Your task:
Please write out exactly the lines that begin at the line containing "What text is on this page?" and run to the end of the records.

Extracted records
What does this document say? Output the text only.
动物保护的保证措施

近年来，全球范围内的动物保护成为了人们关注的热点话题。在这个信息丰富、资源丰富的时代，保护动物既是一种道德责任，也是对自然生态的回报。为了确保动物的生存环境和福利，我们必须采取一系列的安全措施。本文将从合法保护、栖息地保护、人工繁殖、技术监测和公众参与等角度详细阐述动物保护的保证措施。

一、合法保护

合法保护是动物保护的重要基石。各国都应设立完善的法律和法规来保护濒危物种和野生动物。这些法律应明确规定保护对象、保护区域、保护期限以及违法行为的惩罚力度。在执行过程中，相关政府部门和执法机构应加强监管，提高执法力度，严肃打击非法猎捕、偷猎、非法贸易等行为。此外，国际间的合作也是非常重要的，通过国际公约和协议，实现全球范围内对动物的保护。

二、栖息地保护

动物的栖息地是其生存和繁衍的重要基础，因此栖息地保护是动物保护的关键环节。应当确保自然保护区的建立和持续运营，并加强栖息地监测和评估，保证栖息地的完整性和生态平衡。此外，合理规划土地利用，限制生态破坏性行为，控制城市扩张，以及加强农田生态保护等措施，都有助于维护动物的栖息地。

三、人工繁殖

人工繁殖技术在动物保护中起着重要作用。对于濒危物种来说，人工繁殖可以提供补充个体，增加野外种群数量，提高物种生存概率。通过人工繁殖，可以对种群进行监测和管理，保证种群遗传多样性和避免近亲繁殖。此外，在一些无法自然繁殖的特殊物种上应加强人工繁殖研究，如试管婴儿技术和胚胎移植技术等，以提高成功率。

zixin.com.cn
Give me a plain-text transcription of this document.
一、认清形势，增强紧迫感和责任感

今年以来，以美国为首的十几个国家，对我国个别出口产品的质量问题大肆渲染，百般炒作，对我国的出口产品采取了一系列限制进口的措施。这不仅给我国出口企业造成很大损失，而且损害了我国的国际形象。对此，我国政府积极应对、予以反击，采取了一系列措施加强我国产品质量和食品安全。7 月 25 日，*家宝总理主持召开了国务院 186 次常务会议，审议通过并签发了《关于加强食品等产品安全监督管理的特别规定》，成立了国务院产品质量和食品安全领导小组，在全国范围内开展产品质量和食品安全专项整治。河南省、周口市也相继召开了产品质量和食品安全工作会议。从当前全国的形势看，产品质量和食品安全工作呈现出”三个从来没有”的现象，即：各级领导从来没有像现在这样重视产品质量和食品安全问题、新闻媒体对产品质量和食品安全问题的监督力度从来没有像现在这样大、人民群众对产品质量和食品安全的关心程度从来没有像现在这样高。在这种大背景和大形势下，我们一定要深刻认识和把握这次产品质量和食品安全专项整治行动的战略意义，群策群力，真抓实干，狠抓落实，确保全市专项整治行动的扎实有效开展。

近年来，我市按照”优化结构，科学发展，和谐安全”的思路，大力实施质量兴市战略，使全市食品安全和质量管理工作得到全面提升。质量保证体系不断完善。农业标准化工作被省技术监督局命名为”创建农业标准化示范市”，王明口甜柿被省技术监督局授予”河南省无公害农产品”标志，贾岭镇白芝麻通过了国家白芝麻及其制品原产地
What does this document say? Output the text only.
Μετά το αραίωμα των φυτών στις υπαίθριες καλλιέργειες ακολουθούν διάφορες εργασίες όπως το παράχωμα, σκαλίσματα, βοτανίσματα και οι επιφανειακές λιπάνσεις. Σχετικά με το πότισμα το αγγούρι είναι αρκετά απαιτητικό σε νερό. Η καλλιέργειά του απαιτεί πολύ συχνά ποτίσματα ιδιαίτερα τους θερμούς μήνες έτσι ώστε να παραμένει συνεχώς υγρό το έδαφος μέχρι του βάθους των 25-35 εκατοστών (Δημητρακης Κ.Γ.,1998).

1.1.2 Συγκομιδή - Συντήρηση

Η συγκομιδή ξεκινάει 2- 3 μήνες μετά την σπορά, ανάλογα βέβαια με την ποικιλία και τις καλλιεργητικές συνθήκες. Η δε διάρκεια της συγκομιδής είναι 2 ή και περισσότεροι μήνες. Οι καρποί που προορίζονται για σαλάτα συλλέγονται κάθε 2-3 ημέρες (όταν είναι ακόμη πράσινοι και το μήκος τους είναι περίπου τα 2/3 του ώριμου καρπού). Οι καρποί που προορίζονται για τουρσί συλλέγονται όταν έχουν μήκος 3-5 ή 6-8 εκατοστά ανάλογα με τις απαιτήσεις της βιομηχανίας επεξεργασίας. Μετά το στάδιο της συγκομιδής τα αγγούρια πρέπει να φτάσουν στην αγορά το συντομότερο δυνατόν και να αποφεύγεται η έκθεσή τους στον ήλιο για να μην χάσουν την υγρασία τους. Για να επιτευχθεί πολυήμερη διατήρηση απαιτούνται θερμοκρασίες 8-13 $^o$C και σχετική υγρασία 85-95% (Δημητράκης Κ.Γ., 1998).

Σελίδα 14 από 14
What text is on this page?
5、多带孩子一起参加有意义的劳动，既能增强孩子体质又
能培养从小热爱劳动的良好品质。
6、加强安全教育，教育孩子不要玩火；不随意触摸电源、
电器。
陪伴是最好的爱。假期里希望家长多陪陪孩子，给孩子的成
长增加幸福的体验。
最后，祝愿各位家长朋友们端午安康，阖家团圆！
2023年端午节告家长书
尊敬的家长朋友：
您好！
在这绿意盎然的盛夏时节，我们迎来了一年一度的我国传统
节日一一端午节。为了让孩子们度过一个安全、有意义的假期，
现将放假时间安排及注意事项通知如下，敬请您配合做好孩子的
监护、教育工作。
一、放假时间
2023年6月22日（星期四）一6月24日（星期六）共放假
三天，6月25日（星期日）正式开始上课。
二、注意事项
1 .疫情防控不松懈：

Task result:
What text is on this page?
5、多带孩子一起参加有意义的劳动，既能增强孩子体质又
能培养从小热爱劳动的良好品质。
6、加强安全教育，教育孩子不要玩火；不随意触摸电源、
电器。
陪伴是最好的爱。假期里希望家长多陪陪孩子，给孩子的成
长增加幸福的体验。
最后，祝愿各位家长朋友们端午安康，阖家团圆！
2023年端午节告家长书
尊敬的家长朋友：
您好！
在这绿意盎然的盛夏时节，我们迎来了一年一度的我国传统
节日一一端午节。为了让孩子们度过一个安全、有意义的假期，
现将放假时间安排及注意事项通知如下，敬请您配合做好孩子的
监护、教育工作。
一、放假时间
2023年6月22日（星期四）一6月24日（星期六）共放假
三天，6月25日（星期日）正式开始上课。
二、注意事项
1 .疫情防控不松懈：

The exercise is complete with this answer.